- Task brief -
Retype all material exactly. Pictures stay out of the copy.

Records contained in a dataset
====

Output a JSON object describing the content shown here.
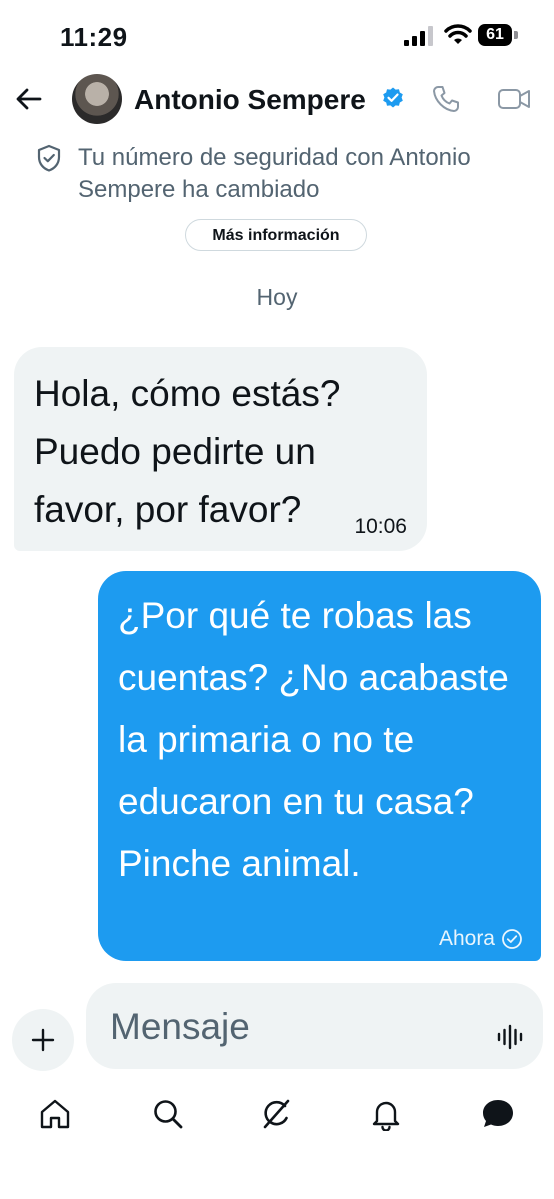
{
  "status_bar": {
    "time": "11:29",
    "battery": "61"
  },
  "header": {
    "contact_name": "Antonio Sempere",
    "verified": true,
    "icons": [
      "back-arrow-icon",
      "verified-badge-icon",
      "phone-icon",
      "video-camera-icon"
    ]
  },
  "security_notice": {
    "text": "Tu número de seguridad con Antonio Sempere ha cambiado",
    "button_label": "Más información"
  },
  "date_separator": "Hoy",
  "messages": [
    {
      "direction": "incoming",
      "text": "Hola, cómo estás? Puedo pedirte un favor, por favor?",
      "time": "10:06"
    },
    {
      "direction": "outgoing",
      "text": "¿Por qué te robas las cuentas? ¿No acabaste la primaria o no te educaron en tu casa? Pinche animal.",
      "time": "Ahora",
      "status": "sent"
    }
  ],
  "composer": {
    "placeholder": "Mensaje"
  },
  "tab_bar": {
    "items": [
      "home-icon",
      "search-icon",
      "grok-icon",
      "notifications-icon",
      "messages-icon"
    ],
    "active": "messages-icon"
  },
  "colors": {
    "accent": "#1d9bf0",
    "incoming_bubble": "#eff3f4",
    "secondary_text": "#536471"
  }
}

====

- The result -
Output a JSON object describing the content shown here.
{
  "status_bar": {
    "time": "11:29",
    "battery": "61"
  },
  "header": {
    "contact_name": "Antonio Sempere",
    "verified": true,
    "icons": [
      "back-arrow-icon",
      "verified-badge-icon",
      "phone-icon",
      "video-camera-icon"
    ]
  },
  "security_notice": {
    "text": "Tu número de seguridad con Antonio Sempere ha cambiado",
    "button_label": "Más información"
  },
  "date_separator": "Hoy",
  "messages": [
    {
      "direction": "incoming",
      "text": "Hola, cómo estás? Puedo pedirte un favor, por favor?",
      "time": "10:06"
    },
    {
      "direction": "outgoing",
      "text": "¿Por qué te robas las cuentas? ¿No acabaste la primaria o no te educaron en tu casa? Pinche animal.",
      "time": "Ahora",
      "status": "sent"
    }
  ],
  "composer": {
    "placeholder": "Mensaje"
  },
  "tab_bar": {
    "items": [
      "home-icon",
      "search-icon",
      "grok-icon",
      "notifications-icon",
      "messages-icon"
    ],
    "active": "messages-icon"
  },
  "colors": {
    "accent": "#1d9bf0",
    "incoming_bubble": "#eff3f4",
    "secondary_text": "#536471"
  }
}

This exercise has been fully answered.